WHAT IS EXPECTED:
In the forum thread below, rewrite the passage from "Posted Nov 12, 2025 18:59" up to and including "exactly happy about.", changing "page cache" to "buffer cache".

start TEXT EXCERPT

There's a better solution than falling back to buffered io

Posted Nov 12, 2025 17:41 UTC (Wed) by koverstreet (✭ supporter ✭, #4296)
Parent article: The intersection of unstable pages and direct I/O

you just _bounce_ - drastically cheaper, especially considering that if you're checksumming you're touching the buffer anyways

There's a better solution than falling back to buffered io

Posted Nov 12, 2025 18:59 UTC (Wed) by nickodell (subscriber, #125165) [Link] (4 responses)

Could you clarify why this is better than going through the page cache?

Hellwig's initial patch says

>This series tries to address this by falling back to uncached buffered I/O. Given that this requires an extra copy it is usually going to be a slow down, especially for very high bandwith use cases, so I'm not exactly happy about.

I assume the bounce buffer also requires an additional copy, so what makes it faster than the approach here?

There's a better solution than falling back to buffered io

Posted Nov 12, 2025 19:26 UTC (Wed) by koverstreet (✭ supporter ✭, #4296) [Link] (1 responses)

end TEXT EXCERPT
start DATA RECORDS

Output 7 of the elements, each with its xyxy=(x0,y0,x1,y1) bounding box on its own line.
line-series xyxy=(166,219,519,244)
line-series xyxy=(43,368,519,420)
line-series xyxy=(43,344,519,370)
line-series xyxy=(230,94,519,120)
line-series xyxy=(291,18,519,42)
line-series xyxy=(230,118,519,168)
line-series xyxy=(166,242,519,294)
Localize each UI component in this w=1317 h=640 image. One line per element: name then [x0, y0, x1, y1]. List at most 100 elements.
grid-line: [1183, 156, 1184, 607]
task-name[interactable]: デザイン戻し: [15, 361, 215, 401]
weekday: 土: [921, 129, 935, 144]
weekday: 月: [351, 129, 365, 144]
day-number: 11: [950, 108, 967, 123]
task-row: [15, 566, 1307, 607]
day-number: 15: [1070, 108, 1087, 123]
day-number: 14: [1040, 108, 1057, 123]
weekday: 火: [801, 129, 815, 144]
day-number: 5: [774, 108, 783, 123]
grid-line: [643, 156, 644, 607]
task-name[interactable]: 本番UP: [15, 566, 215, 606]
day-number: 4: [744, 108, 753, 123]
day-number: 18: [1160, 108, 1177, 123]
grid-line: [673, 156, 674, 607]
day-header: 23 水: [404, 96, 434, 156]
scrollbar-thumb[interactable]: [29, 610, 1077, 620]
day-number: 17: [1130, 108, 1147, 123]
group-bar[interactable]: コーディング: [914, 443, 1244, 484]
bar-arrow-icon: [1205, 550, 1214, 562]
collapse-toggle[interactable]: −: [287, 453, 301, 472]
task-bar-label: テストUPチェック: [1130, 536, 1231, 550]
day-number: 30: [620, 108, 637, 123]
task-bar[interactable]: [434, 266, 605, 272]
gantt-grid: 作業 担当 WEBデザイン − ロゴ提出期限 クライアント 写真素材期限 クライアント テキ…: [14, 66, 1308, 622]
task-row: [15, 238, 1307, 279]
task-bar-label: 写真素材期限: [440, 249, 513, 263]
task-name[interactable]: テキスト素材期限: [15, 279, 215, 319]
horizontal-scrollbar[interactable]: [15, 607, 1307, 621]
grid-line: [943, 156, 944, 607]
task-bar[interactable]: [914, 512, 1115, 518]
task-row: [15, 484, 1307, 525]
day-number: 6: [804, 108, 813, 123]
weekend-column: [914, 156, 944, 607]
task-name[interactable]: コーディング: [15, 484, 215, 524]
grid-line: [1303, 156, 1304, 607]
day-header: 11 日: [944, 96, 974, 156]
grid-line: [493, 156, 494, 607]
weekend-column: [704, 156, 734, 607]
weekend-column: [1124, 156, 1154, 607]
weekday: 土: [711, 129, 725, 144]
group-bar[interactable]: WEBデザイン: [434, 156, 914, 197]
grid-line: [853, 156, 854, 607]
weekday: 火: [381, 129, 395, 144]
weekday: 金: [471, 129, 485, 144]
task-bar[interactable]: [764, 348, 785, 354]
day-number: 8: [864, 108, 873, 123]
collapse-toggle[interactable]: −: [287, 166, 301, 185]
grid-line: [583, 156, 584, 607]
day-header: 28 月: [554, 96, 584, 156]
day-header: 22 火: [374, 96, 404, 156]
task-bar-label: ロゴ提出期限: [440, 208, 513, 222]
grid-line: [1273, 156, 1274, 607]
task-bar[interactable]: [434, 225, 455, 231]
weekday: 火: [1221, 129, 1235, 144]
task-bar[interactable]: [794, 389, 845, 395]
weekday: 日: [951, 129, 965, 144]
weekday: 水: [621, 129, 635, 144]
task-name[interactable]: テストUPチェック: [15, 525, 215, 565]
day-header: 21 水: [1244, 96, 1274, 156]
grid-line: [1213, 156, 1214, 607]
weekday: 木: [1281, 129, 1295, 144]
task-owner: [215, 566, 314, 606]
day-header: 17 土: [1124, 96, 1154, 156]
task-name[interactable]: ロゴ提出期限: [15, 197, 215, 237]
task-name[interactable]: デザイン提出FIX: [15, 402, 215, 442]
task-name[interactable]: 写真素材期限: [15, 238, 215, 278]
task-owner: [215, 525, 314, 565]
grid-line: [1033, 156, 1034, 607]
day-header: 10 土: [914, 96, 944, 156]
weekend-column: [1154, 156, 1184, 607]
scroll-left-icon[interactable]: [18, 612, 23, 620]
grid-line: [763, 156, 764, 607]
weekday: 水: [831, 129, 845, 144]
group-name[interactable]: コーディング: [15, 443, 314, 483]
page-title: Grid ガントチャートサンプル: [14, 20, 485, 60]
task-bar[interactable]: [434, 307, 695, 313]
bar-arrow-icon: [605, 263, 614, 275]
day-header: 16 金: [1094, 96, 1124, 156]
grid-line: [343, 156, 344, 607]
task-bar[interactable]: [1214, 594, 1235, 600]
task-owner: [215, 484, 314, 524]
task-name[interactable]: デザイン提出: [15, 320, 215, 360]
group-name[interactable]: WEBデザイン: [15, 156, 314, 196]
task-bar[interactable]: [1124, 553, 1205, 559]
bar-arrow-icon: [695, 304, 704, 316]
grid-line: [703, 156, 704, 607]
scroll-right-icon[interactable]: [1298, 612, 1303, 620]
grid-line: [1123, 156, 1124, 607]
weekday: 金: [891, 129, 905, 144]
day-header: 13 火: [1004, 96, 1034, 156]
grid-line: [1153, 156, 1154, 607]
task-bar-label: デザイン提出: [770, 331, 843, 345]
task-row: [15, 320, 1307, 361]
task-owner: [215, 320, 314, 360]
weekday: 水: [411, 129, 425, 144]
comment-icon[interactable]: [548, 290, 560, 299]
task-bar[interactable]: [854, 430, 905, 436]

end DATA RECORDS

EXERCISE RESULT:
Posted Nov 12, 2025 18:59 UTC (Wed) by nickodell (subscriber, #125165) [Link] (4 responses)

Could you clarify why this is better than going through the buffer cache?

Hellwig's initial patch says

>This series tries to address this by falling back to uncached buffered I/O. Given that this requires an extra copy it is usually going to be a slow down, especially for very high bandwith use cases, so I'm not exactly happy about.